• Directions:
Return the material exactly as supplied, apart from the pictures, which are omitted.

• Records to use:

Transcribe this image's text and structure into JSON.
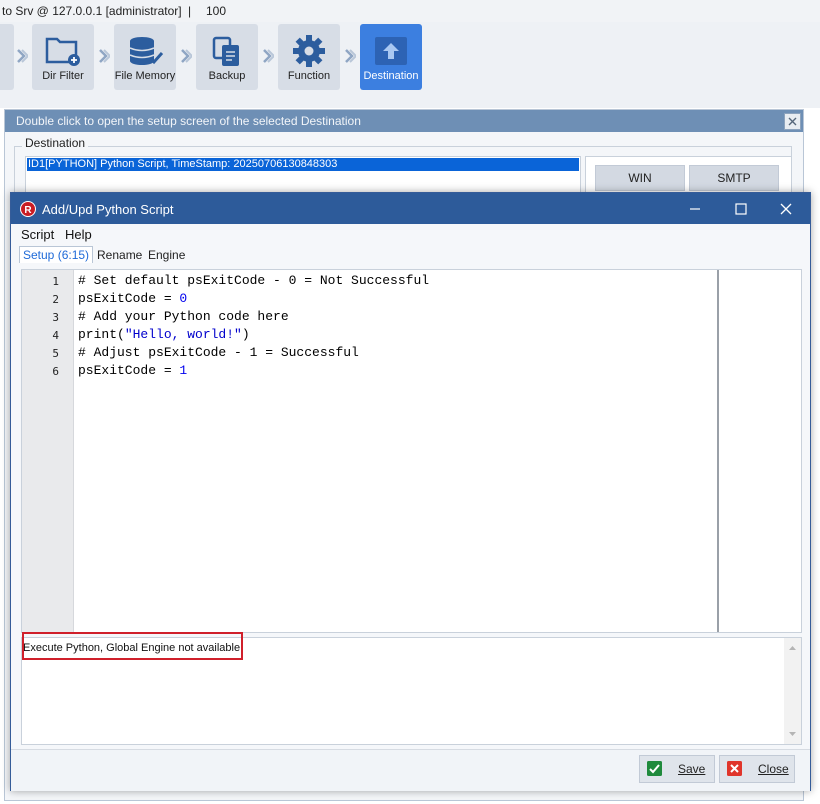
{
  "main_window": {
    "title_conn": "to Srv @ 127.0.0.1 [administrator]",
    "title_sep": "|",
    "title_num": "100"
  },
  "toolbar": {
    "steps": [
      {
        "label": "Dir Filter",
        "icon": "folder-plus-icon"
      },
      {
        "label": "File Memory",
        "icon": "database-check-icon"
      },
      {
        "label": "Backup",
        "icon": "documents-icon"
      },
      {
        "label": "Function",
        "icon": "gear-icon"
      },
      {
        "label": "Destination",
        "icon": "upload-icon"
      }
    ],
    "active_step": "Destination",
    "active_color": "#3c7fe0"
  },
  "destination_window": {
    "title": "Double click to open the setup screen of the selected Destination",
    "group_label": "Destination",
    "selected_item": "ID1[PYTHON] Python Script, TimeStamp: 20250706130848303",
    "buttons": [
      "WIN",
      "SMTP"
    ]
  },
  "dialog": {
    "title": "Add/Upd Python Script",
    "menu": [
      "Script",
      "Help"
    ],
    "tabs": [
      "Setup (6:15)",
      "Rename",
      "Engine"
    ],
    "selected_tab": "Setup (6:15)",
    "code_lines": [
      {
        "n": "1",
        "text": "# Set default psExitCode - 0 = Not Successful"
      },
      {
        "n": "2",
        "text": "psExitCode = 0"
      },
      {
        "n": "3",
        "text": "# Add your Python code here"
      },
      {
        "n": "4",
        "text": "print(\"Hello, world!\")"
      },
      {
        "n": "5",
        "text": "# Adjust psExitCode - 1 = Successful"
      },
      {
        "n": "6",
        "text": "psExitCode = 1"
      }
    ],
    "output_message": "Execute Python, Global Engine not available",
    "highlight_color": "#d0202b",
    "buttons": {
      "save": "Save",
      "close": "Close"
    }
  }
}
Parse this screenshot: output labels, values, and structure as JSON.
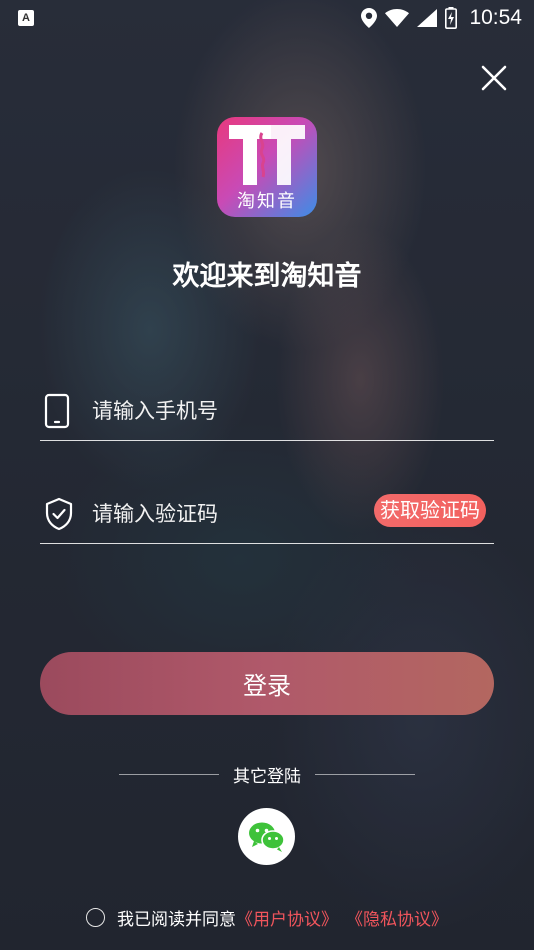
{
  "status_bar": {
    "notification_icon_label": "A",
    "time": "10:54",
    "icons": [
      "location-icon",
      "wifi-icon",
      "signal-icon",
      "battery-charging-icon"
    ]
  },
  "logo": {
    "app_name": "淘知音"
  },
  "welcome_title": "欢迎来到淘知音",
  "phone_field": {
    "placeholder": "请输入手机号",
    "value": ""
  },
  "code_field": {
    "placeholder": "请输入验证码",
    "value": ""
  },
  "get_code_label": "获取验证码",
  "login_label": "登录",
  "other_login_label": "其它登陆",
  "agreement": {
    "text": "我已阅读并同意",
    "user_agreement": "《用户协议》",
    "privacy_agreement": "《隐私协议》",
    "checked": false
  },
  "colors": {
    "accent": "#f2615e",
    "login_button": "#a8546a",
    "link": "#f1555c",
    "wechat_green": "#3ec23a"
  }
}
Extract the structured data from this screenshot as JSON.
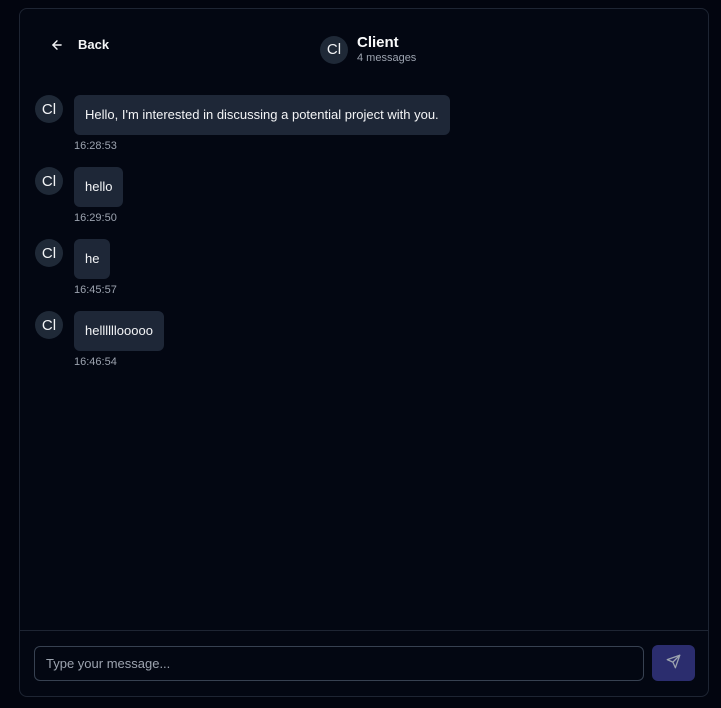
{
  "header": {
    "back_label": "Back",
    "avatar_initials": "Cl",
    "title": "Client",
    "subtitle": "4 messages"
  },
  "messages": [
    {
      "avatar": "Cl",
      "text": "Hello, I'm interested in discussing a potential project with you.",
      "time": "16:28:53"
    },
    {
      "avatar": "Cl",
      "text": "hello",
      "time": "16:29:50"
    },
    {
      "avatar": "Cl",
      "text": "he",
      "time": "16:45:57"
    },
    {
      "avatar": "Cl",
      "text": "hellllllooooo",
      "time": "16:46:54"
    }
  ],
  "composer": {
    "placeholder": "Type your message...",
    "value": "",
    "send_icon": "send-icon"
  },
  "colors": {
    "background": "#030712",
    "bubble": "#1e2737",
    "send_button": "#2b2d6e"
  }
}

• The output:
Transcribe this image's text and structure into JSON.
{
  "main_window": {
    "title_conn": "to Srv @ 127.0.0.1 [administrator]",
    "title_sep": "|",
    "title_num": "100"
  },
  "toolbar": {
    "steps": [
      {
        "label": "Dir Filter",
        "icon": "folder-plus-icon"
      },
      {
        "label": "File Memory",
        "icon": "database-check-icon"
      },
      {
        "label": "Backup",
        "icon": "documents-icon"
      },
      {
        "label": "Function",
        "icon": "gear-icon"
      },
      {
        "label": "Destination",
        "icon": "upload-icon"
      }
    ],
    "active_step": "Destination",
    "active_color": "#3c7fe0"
  },
  "destination_window": {
    "title": "Double click to open the setup screen of the selected Destination",
    "group_label": "Destination",
    "selected_item": "ID1[PYTHON] Python Script, TimeStamp: 20250706130848303",
    "buttons": [
      "WIN",
      "SMTP"
    ]
  },
  "dialog": {
    "title": "Add/Upd Python Script",
    "menu": [
      "Script",
      "Help"
    ],
    "tabs": [
      "Setup (6:15)",
      "Rename",
      "Engine"
    ],
    "selected_tab": "Setup (6:15)",
    "code_lines": [
      {
        "n": "1",
        "text": "# Set default psExitCode - 0 = Not Successful"
      },
      {
        "n": "2",
        "text": "psExitCode = 0"
      },
      {
        "n": "3",
        "text": "# Add your Python code here"
      },
      {
        "n": "4",
        "text": "print(\"Hello, world!\")"
      },
      {
        "n": "5",
        "text": "# Adjust psExitCode - 1 = Successful"
      },
      {
        "n": "6",
        "text": "psExitCode = 1"
      }
    ],
    "output_message": "Execute Python, Global Engine not available",
    "highlight_color": "#d0202b",
    "buttons": {
      "save": "Save",
      "close": "Close"
    }
  }
}
Parse this screenshot: output labels, values, and structure as JSON.
{
  "status_bar": {
    "notification_icon_label": "A",
    "time": "10:54",
    "icons": [
      "location-icon",
      "wifi-icon",
      "signal-icon",
      "battery-charging-icon"
    ]
  },
  "logo": {
    "app_name": "淘知音"
  },
  "welcome_title": "欢迎来到淘知音",
  "phone_field": {
    "placeholder": "请输入手机号",
    "value": ""
  },
  "code_field": {
    "placeholder": "请输入验证码",
    "value": ""
  },
  "get_code_label": "获取验证码",
  "login_label": "登录",
  "other_login_label": "其它登陆",
  "agreement": {
    "text": "我已阅读并同意",
    "user_agreement": "《用户协议》",
    "privacy_agreement": "《隐私协议》",
    "checked": false
  },
  "colors": {
    "accent": "#f2615e",
    "login_button": "#a8546a",
    "link": "#f1555c",
    "wechat_green": "#3ec23a"
  }
}
Extract the structured data from this screenshot as JSON.
{
  "header": {
    "back_label": "Back",
    "avatar_initials": "Cl",
    "title": "Client",
    "subtitle": "4 messages"
  },
  "messages": [
    {
      "avatar": "Cl",
      "text": "Hello, I'm interested in discussing a potential project with you.",
      "time": "16:28:53"
    },
    {
      "avatar": "Cl",
      "text": "hello",
      "time": "16:29:50"
    },
    {
      "avatar": "Cl",
      "text": "he",
      "time": "16:45:57"
    },
    {
      "avatar": "Cl",
      "text": "hellllllooooo",
      "time": "16:46:54"
    }
  ],
  "composer": {
    "placeholder": "Type your message...",
    "value": "",
    "send_icon": "send-icon"
  },
  "colors": {
    "background": "#030712",
    "bubble": "#1e2737",
    "send_button": "#2b2d6e"
  }
}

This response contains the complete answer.